EXERCISE GOAL:
Take all the material and copy it exactly.

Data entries
____________
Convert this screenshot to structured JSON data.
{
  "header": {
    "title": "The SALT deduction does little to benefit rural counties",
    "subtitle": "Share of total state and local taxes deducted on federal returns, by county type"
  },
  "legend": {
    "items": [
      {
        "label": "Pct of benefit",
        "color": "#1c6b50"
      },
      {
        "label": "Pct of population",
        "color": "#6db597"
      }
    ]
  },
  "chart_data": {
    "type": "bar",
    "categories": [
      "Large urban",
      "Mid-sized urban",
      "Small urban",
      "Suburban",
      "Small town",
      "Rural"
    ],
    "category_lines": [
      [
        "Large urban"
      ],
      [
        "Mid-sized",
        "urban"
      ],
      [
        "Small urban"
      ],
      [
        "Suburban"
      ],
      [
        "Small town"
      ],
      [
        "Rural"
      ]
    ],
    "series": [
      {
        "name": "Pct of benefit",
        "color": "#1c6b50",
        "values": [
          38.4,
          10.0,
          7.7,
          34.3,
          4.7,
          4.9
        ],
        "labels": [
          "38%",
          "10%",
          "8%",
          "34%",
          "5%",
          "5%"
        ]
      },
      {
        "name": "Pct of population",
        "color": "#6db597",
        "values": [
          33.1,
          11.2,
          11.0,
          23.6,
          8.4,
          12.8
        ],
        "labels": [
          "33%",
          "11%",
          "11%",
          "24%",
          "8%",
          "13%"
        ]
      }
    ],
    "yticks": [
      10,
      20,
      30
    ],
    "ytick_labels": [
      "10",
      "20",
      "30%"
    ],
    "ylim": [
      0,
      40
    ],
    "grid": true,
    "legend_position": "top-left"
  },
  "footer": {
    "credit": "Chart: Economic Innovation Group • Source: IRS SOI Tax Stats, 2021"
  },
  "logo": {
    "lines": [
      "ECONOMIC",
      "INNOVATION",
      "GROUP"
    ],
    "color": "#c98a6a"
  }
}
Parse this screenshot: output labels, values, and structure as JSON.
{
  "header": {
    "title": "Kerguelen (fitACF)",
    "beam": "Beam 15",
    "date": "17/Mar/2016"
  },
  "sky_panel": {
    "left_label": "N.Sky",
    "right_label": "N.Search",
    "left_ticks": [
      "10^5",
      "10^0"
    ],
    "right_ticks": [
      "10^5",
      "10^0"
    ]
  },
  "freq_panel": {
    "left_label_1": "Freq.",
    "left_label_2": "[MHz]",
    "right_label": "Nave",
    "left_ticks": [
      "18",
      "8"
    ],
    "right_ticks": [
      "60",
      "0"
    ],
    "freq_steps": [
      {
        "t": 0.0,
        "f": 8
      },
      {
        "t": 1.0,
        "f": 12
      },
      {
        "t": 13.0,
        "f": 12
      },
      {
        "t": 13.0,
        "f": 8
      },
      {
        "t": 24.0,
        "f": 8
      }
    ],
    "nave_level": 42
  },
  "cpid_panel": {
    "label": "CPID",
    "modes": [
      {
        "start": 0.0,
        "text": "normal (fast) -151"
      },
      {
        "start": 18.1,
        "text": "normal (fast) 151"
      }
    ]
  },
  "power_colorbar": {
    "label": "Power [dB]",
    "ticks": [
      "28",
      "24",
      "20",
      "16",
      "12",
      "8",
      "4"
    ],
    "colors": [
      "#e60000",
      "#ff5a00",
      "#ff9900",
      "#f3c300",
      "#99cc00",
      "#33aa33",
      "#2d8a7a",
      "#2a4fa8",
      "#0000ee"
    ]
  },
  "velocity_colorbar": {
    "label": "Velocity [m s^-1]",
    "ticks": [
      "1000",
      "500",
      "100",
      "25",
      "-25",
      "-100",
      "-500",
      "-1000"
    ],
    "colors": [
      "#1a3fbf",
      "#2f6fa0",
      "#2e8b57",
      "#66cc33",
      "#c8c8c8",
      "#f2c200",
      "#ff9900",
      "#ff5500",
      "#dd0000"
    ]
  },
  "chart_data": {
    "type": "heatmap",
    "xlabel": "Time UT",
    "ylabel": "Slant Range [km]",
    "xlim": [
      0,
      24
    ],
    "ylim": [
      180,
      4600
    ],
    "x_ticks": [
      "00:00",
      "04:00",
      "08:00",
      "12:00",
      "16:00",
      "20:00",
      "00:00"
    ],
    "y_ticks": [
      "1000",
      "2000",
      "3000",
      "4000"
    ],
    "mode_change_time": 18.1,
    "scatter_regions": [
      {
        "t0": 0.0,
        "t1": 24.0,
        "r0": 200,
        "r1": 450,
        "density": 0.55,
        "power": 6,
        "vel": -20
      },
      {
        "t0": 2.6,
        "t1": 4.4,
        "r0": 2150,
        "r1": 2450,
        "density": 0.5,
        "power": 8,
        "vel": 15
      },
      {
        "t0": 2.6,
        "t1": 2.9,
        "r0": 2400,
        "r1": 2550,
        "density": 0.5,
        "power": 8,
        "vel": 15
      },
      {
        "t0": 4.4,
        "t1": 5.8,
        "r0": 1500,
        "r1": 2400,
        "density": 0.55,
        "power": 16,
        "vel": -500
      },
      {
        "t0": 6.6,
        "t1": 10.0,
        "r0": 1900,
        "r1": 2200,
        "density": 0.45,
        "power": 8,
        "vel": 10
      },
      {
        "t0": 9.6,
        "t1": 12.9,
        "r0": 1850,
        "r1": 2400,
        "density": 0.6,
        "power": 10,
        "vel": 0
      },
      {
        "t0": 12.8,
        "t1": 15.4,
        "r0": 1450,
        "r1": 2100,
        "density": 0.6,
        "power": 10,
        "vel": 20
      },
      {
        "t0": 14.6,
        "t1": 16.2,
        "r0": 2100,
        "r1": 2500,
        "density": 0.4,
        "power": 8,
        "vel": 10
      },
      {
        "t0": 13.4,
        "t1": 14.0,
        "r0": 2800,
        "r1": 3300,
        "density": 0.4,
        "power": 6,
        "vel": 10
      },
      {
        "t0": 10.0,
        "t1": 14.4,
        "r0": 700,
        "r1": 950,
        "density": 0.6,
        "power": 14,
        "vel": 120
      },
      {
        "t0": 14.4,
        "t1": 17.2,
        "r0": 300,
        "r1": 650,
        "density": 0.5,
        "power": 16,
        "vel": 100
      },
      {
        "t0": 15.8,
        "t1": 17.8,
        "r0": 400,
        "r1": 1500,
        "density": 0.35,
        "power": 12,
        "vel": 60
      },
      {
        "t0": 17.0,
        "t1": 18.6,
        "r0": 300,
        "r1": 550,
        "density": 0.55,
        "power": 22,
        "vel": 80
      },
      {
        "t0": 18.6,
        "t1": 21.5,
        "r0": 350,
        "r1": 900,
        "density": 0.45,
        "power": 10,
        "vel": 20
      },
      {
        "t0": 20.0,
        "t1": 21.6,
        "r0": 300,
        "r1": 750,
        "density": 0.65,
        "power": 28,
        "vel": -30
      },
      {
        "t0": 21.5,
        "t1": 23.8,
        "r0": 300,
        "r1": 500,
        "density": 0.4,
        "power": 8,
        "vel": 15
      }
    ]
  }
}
____________
REPLY TO THE EXERCISE:
Convert this screenshot to structured JSON data.
{
  "header": {
    "title": "The SALT deduction does little to benefit rural counties",
    "subtitle": "Share of total state and local taxes deducted on federal returns, by county type"
  },
  "legend": {
    "items": [
      {
        "label": "Pct of benefit",
        "color": "#1c6b50"
      },
      {
        "label": "Pct of population",
        "color": "#6db597"
      }
    ]
  },
  "chart_data": {
    "type": "bar",
    "categories": [
      "Large urban",
      "Mid-sized urban",
      "Small urban",
      "Suburban",
      "Small town",
      "Rural"
    ],
    "category_lines": [
      [
        "Large urban"
      ],
      [
        "Mid-sized",
        "urban"
      ],
      [
        "Small urban"
      ],
      [
        "Suburban"
      ],
      [
        "Small town"
      ],
      [
        "Rural"
      ]
    ],
    "series": [
      {
        "name": "Pct of benefit",
        "color": "#1c6b50",
        "values": [
          38.4,
          10.0,
          7.7,
          34.3,
          4.7,
          4.9
        ],
        "labels": [
          "38%",
          "10%",
          "8%",
          "34%",
          "5%",
          "5%"
        ]
      },
      {
        "name": "Pct of population",
        "color": "#6db597",
        "values": [
          33.1,
          11.2,
          11.0,
          23.6,
          8.4,
          12.8
        ],
        "labels": [
          "33%",
          "11%",
          "11%",
          "24%",
          "8%",
          "13%"
        ]
      }
    ],
    "yticks": [
      10,
      20,
      30
    ],
    "ytick_labels": [
      "10",
      "20",
      "30%"
    ],
    "ylim": [
      0,
      40
    ],
    "grid": true,
    "legend_position": "top-left"
  },
  "footer": {
    "credit": "Chart: Economic Innovation Group • Source: IRS SOI Tax Stats, 2021"
  },
  "logo": {
    "lines": [
      "ECONOMIC",
      "INNOVATION",
      "GROUP"
    ],
    "color": "#c98a6a"
  }
}
Parse this screenshot: output labels, values, and structure as JSON.
{
  "header": {
    "title": "Kerguelen (fitACF)",
    "beam": "Beam 15",
    "date": "17/Mar/2016"
  },
  "sky_panel": {
    "left_label": "N.Sky",
    "right_label": "N.Search",
    "left_ticks": [
      "10^5",
      "10^0"
    ],
    "right_ticks": [
      "10^5",
      "10^0"
    ]
  },
  "freq_panel": {
    "left_label_1": "Freq.",
    "left_label_2": "[MHz]",
    "right_label": "Nave",
    "left_ticks": [
      "18",
      "8"
    ],
    "right_ticks": [
      "60",
      "0"
    ],
    "freq_steps": [
      {
        "t": 0.0,
        "f": 8
      },
      {
        "t": 1.0,
        "f": 12
      },
      {
        "t": 13.0,
        "f": 12
      },
      {
        "t": 13.0,
        "f": 8
      },
      {
        "t": 24.0,
        "f": 8
      }
    ],
    "nave_level": 42
  },
  "cpid_panel": {
    "label": "CPID",
    "modes": [
      {
        "start": 0.0,
        "text": "normal (fast) -151"
      },
      {
        "start": 18.1,
        "text": "normal (fast) 151"
      }
    ]
  },
  "power_colorbar": {
    "label": "Power [dB]",
    "ticks": [
      "28",
      "24",
      "20",
      "16",
      "12",
      "8",
      "4"
    ],
    "colors": [
      "#e60000",
      "#ff5a00",
      "#ff9900",
      "#f3c300",
      "#99cc00",
      "#33aa33",
      "#2d8a7a",
      "#2a4fa8",
      "#0000ee"
    ]
  },
  "velocity_colorbar": {
    "label": "Velocity [m s^-1]",
    "ticks": [
      "1000",
      "500",
      "100",
      "25",
      "-25",
      "-100",
      "-500",
      "-1000"
    ],
    "colors": [
      "#1a3fbf",
      "#2f6fa0",
      "#2e8b57",
      "#66cc33",
      "#c8c8c8",
      "#f2c200",
      "#ff9900",
      "#ff5500",
      "#dd0000"
    ]
  },
  "chart_data": {
    "type": "heatmap",
    "xlabel": "Time UT",
    "ylabel": "Slant Range [km]",
    "xlim": [
      0,
      24
    ],
    "ylim": [
      180,
      4600
    ],
    "x_ticks": [
      "00:00",
      "04:00",
      "08:00",
      "12:00",
      "16:00",
      "20:00",
      "00:00"
    ],
    "y_ticks": [
      "1000",
      "2000",
      "3000",
      "4000"
    ],
    "mode_change_time": 18.1,
    "scatter_regions": [
      {
        "t0": 0.0,
        "t1": 24.0,
        "r0": 200,
        "r1": 450,
        "density": 0.55,
        "power": 6,
        "vel": -20
      },
      {
        "t0": 2.6,
        "t1": 4.4,
        "r0": 2150,
        "r1": 2450,
        "density": 0.5,
        "power": 8,
        "vel": 15
      },
      {
        "t0": 2.6,
        "t1": 2.9,
        "r0": 2400,
        "r1": 2550,
        "density": 0.5,
        "power": 8,
        "vel": 15
      },
      {
        "t0": 4.4,
        "t1": 5.8,
        "r0": 1500,
        "r1": 2400,
        "density": 0.55,
        "power": 16,
        "vel": -500
      },
      {
        "t0": 6.6,
        "t1": 10.0,
        "r0": 1900,
        "r1": 2200,
        "density": 0.45,
        "power": 8,
        "vel": 10
      },
      {
        "t0": 9.6,
        "t1": 12.9,
        "r0": 1850,
        "r1": 2400,
        "density": 0.6,
        "power": 10,
        "vel": 0
      },
      {
        "t0": 12.8,
        "t1": 15.4,
        "r0": 1450,
        "r1": 2100,
        "density": 0.6,
        "power": 10,
        "vel": 20
      },
      {
        "t0": 14.6,
        "t1": 16.2,
        "r0": 2100,
        "r1": 2500,
        "density": 0.4,
        "power": 8,
        "vel": 10
      },
      {
        "t0": 13.4,
        "t1": 14.0,
        "r0": 2800,
        "r1": 3300,
        "density": 0.4,
        "power": 6,
        "vel": 10
      },
      {
        "t0": 10.0,
        "t1": 14.4,
        "r0": 700,
        "r1": 950,
        "density": 0.6,
        "power": 14,
        "vel": 120
      },
      {
        "t0": 14.4,
        "t1": 17.2,
        "r0": 300,
        "r1": 650,
        "density": 0.5,
        "power": 16,
        "vel": 100
      },
      {
        "t0": 15.8,
        "t1": 17.8,
        "r0": 400,
        "r1": 1500,
        "density": 0.35,
        "power": 12,
        "vel": 60
      },
      {
        "t0": 17.0,
        "t1": 18.6,
        "r0": 300,
        "r1": 550,
        "density": 0.55,
        "power": 22,
        "vel": 80
      },
      {
        "t0": 18.6,
        "t1": 21.5,
        "r0": 350,
        "r1": 900,
        "density": 0.45,
        "power": 10,
        "vel": 20
      },
      {
        "t0": 20.0,
        "t1": 21.6,
        "r0": 300,
        "r1": 750,
        "density": 0.65,
        "power": 28,
        "vel": -30
      },
      {
        "t0": 21.5,
        "t1": 23.8,
        "r0": 300,
        "r1": 500,
        "density": 0.4,
        "power": 8,
        "vel": 15
      }
    ]
  }
}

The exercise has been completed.